*Your objective*.
Find the lines that hold the word "Arteriole" and return them.
begin Dataset extract
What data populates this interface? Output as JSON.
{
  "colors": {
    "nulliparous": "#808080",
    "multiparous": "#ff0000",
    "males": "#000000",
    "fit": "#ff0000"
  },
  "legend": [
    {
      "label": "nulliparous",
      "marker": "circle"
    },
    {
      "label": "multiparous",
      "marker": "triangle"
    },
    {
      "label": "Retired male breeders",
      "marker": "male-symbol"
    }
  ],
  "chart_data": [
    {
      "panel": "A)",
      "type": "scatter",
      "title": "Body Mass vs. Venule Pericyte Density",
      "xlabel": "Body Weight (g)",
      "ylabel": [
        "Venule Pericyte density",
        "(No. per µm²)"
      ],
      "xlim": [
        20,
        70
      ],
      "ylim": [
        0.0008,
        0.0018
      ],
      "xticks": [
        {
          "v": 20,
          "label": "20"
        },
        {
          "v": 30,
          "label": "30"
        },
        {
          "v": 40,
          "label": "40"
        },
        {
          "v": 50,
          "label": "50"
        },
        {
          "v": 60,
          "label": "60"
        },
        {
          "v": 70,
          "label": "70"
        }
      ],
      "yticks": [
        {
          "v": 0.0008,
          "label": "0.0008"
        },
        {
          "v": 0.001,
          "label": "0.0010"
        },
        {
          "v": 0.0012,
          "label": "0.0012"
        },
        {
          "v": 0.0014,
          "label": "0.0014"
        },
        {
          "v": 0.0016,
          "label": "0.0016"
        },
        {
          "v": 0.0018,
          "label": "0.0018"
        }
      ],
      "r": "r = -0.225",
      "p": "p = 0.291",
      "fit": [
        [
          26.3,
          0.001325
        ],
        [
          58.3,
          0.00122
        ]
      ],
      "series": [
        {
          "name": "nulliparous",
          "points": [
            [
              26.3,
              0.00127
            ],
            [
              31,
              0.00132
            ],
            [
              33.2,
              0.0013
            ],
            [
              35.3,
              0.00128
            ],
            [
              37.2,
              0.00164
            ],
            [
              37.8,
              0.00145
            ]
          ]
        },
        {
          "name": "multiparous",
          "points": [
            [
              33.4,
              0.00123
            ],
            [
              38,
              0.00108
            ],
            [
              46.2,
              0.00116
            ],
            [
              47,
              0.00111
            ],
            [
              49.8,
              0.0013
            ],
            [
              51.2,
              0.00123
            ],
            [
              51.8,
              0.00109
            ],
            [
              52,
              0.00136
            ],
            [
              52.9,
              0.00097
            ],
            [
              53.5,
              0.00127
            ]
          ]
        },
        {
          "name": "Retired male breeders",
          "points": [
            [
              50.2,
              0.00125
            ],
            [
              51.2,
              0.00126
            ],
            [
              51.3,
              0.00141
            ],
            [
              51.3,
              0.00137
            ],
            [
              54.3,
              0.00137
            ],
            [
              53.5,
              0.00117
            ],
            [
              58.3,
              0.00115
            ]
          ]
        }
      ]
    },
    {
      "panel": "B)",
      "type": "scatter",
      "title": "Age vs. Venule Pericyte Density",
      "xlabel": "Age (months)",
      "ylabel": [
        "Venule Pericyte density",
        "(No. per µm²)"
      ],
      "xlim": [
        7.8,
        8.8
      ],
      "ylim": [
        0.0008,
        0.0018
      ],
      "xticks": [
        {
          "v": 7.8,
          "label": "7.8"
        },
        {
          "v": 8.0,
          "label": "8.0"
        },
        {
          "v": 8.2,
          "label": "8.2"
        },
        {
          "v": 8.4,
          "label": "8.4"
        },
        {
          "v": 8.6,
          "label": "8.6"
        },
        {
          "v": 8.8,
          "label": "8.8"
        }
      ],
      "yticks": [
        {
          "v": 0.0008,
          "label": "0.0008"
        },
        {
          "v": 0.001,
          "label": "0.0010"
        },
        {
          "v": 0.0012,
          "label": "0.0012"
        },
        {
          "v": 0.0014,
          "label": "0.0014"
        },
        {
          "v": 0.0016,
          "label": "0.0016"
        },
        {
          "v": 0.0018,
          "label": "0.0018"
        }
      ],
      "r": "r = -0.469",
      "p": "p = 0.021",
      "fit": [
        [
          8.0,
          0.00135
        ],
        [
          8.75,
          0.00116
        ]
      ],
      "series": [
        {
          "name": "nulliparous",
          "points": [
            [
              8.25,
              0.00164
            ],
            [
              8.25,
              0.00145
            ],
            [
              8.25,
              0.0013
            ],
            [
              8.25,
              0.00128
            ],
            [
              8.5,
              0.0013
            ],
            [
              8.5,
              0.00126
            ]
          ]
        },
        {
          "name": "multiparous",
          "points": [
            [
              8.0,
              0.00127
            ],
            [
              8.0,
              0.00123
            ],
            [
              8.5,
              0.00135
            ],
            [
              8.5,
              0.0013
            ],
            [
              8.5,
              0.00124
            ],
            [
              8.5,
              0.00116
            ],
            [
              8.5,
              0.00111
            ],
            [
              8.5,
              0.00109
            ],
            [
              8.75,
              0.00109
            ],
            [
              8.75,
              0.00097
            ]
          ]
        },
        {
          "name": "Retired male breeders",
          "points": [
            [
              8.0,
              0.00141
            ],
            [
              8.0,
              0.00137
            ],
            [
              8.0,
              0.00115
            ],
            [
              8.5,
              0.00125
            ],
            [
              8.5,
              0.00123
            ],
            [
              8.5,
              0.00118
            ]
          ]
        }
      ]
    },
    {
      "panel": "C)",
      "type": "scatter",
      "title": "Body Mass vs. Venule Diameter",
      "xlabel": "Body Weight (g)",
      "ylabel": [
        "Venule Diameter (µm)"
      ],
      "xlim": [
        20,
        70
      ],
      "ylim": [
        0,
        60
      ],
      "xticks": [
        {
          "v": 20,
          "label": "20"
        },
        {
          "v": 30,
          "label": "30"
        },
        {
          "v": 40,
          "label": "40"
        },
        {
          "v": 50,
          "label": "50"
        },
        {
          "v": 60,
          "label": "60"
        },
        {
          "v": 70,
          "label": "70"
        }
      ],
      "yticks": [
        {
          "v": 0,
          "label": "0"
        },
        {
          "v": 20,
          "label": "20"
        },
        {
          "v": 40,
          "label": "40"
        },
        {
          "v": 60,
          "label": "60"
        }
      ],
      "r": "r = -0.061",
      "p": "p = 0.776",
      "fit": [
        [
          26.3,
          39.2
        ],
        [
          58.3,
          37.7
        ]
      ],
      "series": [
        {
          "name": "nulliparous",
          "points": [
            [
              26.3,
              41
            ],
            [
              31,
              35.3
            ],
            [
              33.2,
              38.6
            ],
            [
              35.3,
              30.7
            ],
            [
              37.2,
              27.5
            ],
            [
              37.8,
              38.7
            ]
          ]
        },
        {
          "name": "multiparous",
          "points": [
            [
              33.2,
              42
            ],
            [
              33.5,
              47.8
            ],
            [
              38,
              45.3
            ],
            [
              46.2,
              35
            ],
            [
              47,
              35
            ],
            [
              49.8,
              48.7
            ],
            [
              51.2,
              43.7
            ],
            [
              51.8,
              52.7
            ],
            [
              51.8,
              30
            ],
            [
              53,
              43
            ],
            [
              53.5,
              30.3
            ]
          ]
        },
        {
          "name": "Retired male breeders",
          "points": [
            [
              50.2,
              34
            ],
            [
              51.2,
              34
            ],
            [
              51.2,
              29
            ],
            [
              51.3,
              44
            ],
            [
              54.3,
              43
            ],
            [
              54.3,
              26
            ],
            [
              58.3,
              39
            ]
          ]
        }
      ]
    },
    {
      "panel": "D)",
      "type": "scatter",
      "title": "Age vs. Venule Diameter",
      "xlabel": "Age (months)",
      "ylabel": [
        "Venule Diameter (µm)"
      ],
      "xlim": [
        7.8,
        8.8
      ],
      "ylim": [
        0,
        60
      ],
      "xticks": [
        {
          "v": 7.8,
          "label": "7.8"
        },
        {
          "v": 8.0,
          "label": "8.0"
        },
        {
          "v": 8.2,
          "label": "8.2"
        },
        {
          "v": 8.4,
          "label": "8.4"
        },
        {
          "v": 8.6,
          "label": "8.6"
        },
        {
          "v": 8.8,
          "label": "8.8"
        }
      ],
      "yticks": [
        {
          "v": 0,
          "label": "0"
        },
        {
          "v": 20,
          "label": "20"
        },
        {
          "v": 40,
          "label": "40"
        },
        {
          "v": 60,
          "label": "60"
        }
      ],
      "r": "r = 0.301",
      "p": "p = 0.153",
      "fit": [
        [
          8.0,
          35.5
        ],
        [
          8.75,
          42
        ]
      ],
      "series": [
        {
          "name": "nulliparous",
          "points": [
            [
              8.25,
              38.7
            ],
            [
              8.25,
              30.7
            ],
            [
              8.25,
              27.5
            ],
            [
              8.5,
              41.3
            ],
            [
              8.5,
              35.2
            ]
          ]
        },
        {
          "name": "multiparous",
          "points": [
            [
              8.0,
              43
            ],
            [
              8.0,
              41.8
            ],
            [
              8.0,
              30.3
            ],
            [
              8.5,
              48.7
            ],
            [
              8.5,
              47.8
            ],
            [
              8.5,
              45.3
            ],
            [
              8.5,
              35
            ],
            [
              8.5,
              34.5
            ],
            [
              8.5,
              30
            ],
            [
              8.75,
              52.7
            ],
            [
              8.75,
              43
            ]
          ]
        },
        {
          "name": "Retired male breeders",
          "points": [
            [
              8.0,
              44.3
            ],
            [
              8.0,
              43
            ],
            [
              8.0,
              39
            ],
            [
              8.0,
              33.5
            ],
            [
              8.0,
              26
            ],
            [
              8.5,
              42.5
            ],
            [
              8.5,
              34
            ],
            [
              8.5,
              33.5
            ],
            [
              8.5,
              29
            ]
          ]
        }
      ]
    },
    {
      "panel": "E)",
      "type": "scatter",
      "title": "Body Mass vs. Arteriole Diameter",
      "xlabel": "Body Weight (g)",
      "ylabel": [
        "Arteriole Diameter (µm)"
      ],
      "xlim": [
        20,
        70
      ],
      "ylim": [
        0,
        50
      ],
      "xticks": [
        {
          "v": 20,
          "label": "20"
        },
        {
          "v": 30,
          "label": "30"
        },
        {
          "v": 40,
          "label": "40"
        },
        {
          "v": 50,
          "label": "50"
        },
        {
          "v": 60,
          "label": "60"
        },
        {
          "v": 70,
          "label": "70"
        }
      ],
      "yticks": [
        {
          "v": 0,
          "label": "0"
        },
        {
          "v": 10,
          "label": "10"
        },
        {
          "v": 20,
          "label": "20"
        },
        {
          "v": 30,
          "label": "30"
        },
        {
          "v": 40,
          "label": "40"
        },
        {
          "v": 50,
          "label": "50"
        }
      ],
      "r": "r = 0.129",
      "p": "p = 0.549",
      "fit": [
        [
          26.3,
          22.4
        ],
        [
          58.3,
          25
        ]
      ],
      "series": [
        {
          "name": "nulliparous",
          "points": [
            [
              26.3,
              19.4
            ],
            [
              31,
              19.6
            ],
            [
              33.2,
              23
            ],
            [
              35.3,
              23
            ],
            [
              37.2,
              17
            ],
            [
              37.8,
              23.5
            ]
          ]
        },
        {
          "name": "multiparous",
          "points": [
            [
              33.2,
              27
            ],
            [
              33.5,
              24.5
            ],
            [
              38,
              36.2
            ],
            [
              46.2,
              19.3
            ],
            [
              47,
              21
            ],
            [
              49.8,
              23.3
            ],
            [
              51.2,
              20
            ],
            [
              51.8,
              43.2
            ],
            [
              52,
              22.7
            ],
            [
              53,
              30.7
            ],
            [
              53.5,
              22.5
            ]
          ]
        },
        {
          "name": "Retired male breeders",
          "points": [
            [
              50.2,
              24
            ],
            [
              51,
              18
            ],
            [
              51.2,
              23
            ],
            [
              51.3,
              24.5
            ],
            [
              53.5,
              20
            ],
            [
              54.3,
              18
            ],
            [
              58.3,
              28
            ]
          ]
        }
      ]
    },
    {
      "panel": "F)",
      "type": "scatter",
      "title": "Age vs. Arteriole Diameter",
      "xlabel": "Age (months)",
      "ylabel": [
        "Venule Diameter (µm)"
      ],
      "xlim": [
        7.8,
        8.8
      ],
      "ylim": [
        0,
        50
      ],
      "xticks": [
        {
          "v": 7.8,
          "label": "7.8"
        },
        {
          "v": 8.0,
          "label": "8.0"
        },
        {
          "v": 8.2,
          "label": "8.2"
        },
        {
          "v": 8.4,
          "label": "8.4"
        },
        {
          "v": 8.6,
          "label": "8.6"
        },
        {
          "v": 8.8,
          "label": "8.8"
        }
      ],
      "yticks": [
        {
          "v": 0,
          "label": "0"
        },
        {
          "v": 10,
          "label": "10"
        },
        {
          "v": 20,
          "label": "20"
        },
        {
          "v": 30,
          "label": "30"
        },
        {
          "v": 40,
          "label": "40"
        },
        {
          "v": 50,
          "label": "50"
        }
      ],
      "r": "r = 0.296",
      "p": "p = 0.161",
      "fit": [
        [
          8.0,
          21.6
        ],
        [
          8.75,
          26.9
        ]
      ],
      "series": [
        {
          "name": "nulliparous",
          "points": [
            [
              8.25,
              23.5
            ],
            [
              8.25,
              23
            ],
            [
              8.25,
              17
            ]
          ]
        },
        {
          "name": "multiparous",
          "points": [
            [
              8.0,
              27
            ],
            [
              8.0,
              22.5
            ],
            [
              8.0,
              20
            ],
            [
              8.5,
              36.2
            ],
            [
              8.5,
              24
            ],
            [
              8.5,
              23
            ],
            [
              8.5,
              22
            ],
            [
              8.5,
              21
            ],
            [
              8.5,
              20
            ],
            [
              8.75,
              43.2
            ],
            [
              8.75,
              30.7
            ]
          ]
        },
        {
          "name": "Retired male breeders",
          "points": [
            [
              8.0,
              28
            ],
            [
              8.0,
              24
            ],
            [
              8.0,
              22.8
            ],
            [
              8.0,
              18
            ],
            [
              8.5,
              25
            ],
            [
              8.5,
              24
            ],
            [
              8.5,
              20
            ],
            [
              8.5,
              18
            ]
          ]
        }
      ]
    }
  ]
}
end Dataset extract
*Solved problem*.
      "title": "Body Mass vs. Arteriole Diameter",
        "Arteriole Diameter (µm)"
      "title": "Age vs. Arteriole Diameter",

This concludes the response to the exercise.